• **Given problem**:
From the records below, extract all the text exactly and leave the images behind.

## BEGIN Data shown

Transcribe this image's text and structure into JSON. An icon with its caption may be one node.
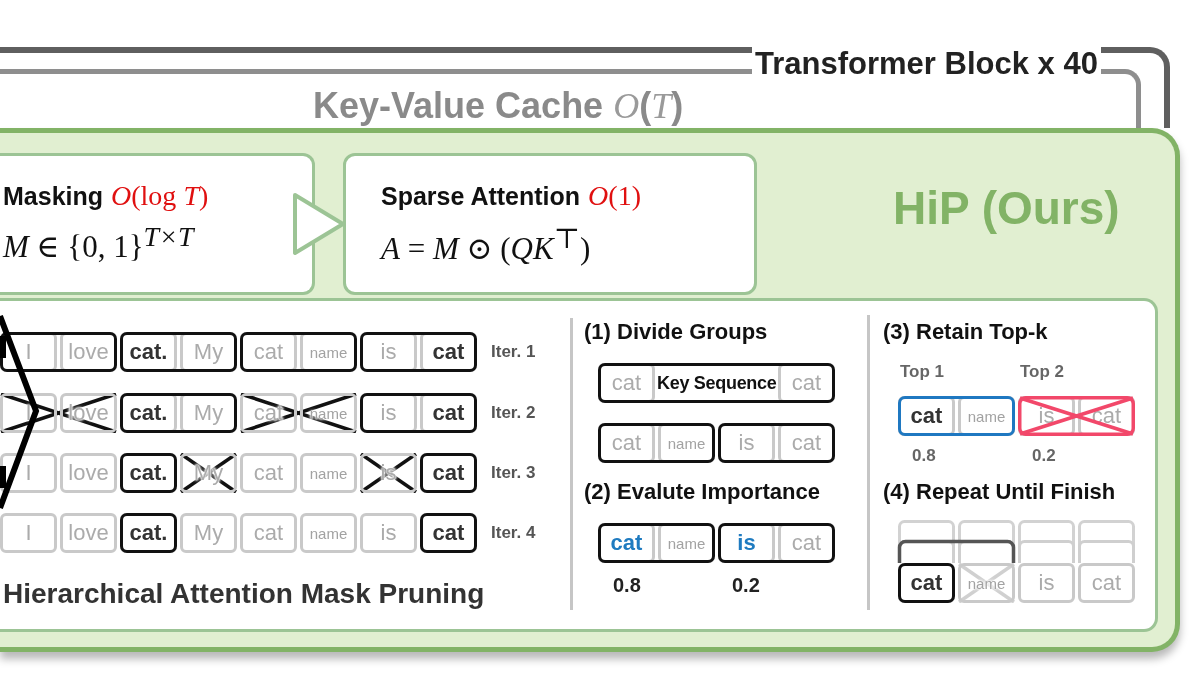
{
  "diagram": {
    "nodes": [
      {
        "text": [
          "Transformer Block x 40"
        ]
      },
      {
        "text": [
          "Key-Value Cache *O*(*T*)"
        ],
        "in": 0
      },
      {
        "text": [
          "HiP (Ours)"
        ]
      },
      {
        "text": [
          "Masking",
          "*O*(log *T*)",
          "*M* ∈ {0, 1}$^{T×T}$"
        ],
        "in": 2
      },
      {
        "text": [
          "Sparse Attention",
          "*O*(1)",
          "*A* = *M* ⊙ (*QK*$^{⊤}$)"
        ],
        "in": 2
      },
      {
        "text": [
          "Hierarchical Attention Mask Pruning"
        ],
        "in": 2
      }
    ],
    "edges": [
      {
        "from": 3,
        "to": 4,
        "arrow": "to"
      }
    ],
    "labels": [
      "I",
      "love",
      "cat.",
      "My",
      "cat",
      "name",
      "is",
      "cat",
      "Iter. 1",
      "I",
      "love",
      "cat.",
      "My",
      "cat",
      "name",
      "is",
      "cat",
      "Iter. 2",
      "I",
      "love",
      "cat.",
      "My",
      "cat",
      "name",
      "is",
      "cat",
      "Iter. 3",
      "I",
      "love",
      "cat.",
      "My",
      "cat",
      "name",
      "is",
      "cat",
      "Iter. 4",
      "(1) Divide Groups",
      "cat",
      "Key Sequence",
      "cat",
      "cat",
      "name",
      "is",
      "cat",
      "(2) Evalute Importance",
      "cat",
      "name",
      "is",
      "cat",
      "0.8",
      "0.2",
      "(3) Retain Top-k",
      "Top 1",
      "Top 2",
      "cat",
      "name",
      "is",
      "cat",
      "0.8",
      "0.2",
      "(4) Repeat Until Finish",
      "cat",
      "name",
      "is",
      "cat"
    ]
  }
}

## END Data shown

• **Result for this exercise**:
Transcribe this image's text and structure into JSON. An icon with its caption may be one node.
{
  "diagram": {
    "nodes": [
      {
        "text": [
          "Transformer Block x 40"
        ]
      },
      {
        "text": [
          "Key-Value Cache *O*(*T*)"
        ],
        "in": 0
      },
      {
        "text": [
          "HiP (Ours)"
        ]
      },
      {
        "text": [
          "Masking",
          "*O*(log *T*)",
          "*M* ∈ {0, 1}$^{T×T}$"
        ],
        "in": 2
      },
      {
        "text": [
          "Sparse Attention",
          "*O*(1)",
          "*A* = *M* ⊙ (*QK*$^{⊤}$)"
        ],
        "in": 2
      },
      {
        "text": [
          "Hierarchical Attention Mask Pruning"
        ],
        "in": 2
      }
    ],
    "edges": [
      {
        "from": 3,
        "to": 4,
        "arrow": "to"
      }
    ],
    "labels": [
      "I",
      "love",
      "cat.",
      "My",
      "cat",
      "name",
      "is",
      "cat",
      "Iter. 1",
      "I",
      "love",
      "cat.",
      "My",
      "cat",
      "name",
      "is",
      "cat",
      "Iter. 2",
      "I",
      "love",
      "cat.",
      "My",
      "cat",
      "name",
      "is",
      "cat",
      "Iter. 3",
      "I",
      "love",
      "cat.",
      "My",
      "cat",
      "name",
      "is",
      "cat",
      "Iter. 4",
      "(1) Divide Groups",
      "cat",
      "Key Sequence",
      "cat",
      "cat",
      "name",
      "is",
      "cat",
      "(2) Evalute Importance",
      "cat",
      "name",
      "is",
      "cat",
      "0.8",
      "0.2",
      "(3) Retain Top-k",
      "Top 1",
      "Top 2",
      "cat",
      "name",
      "is",
      "cat",
      "0.8",
      "0.2",
      "(4) Repeat Until Finish",
      "cat",
      "name",
      "is",
      "cat"
    ]
  }
}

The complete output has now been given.